**Document:**
---+---

Scope and Content Note

American author and publisher Robert McAlmon (1896-1956) wrote ten letters to the publisher and magazine editor Edward Titus (born 1880) between 1928 and 1930, concerning several works that McAlmon hoped to distribute through Titus's bookstore.

McAlmon and Titus formed part of the network of modernist writers and publishers living and working in Paris in the 1920s and 1930s. In particular, McAlmon discussed at length the work of American author and illustrator Djuna Barnes (1892-1982), whose Ladies Almanack (1928) was central to their conversation. McAlmon also attempted to promote the work of his friend Ken Sato (1942-2004), specifically his 1928 translation of Saikaku Ihara's Quaint Stories of the Samurais and his novel The Yellow Jap Dogs . McAlmon referenced other books that he hoped to distribute, including Edwin Lanham's Sailors Don't Care (1929).

McAlmon also responded to Titus's requests to publish in This Quarterly and offered updates about his writing process, particularly his revised and expanded edition of Distinguished Air (1925). McAlmon discussed his struggles in the publishing world and finding commercial success, and in the later letters, he described the burgeoning publishing scene in America and his plans to publish in the new little magazines, including Richard Johns's Pagany .

Dates

  • Creation: 1928-1930

Creator

Language of Materials

Materials entirely in English.

Access Restrictions

The collection is open for research.

---+---

**Dataset extract:**
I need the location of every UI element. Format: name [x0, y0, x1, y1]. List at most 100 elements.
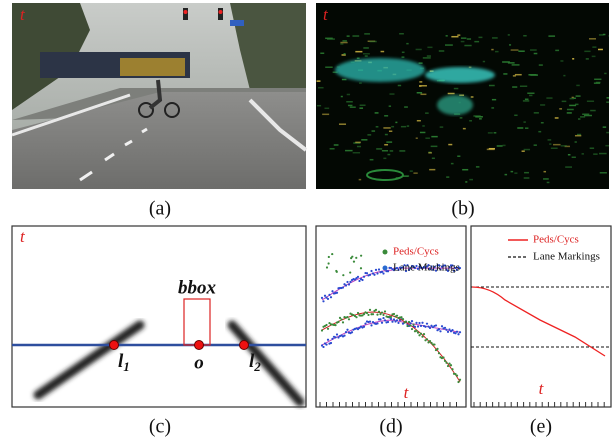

---+---

**What is being asked:**
Can you update the scope note from "McAlmon also responded" to "Johns's Pagany ." by swapping "burgeoning" for "growing" and writing that stretch out again?

**Answer for the task:**
McAlmon also responded to Titus's requests to publish in This Quarterly and offered updates about his writing process, particularly his revised and expanded edition of Distinguished Air (1925). McAlmon discussed his struggles in the publishing world and finding commercial success, and in the later letters, he described the growing publishing scene in America and his plans to publish in the new little magazines, including Richard Johns's Pagany .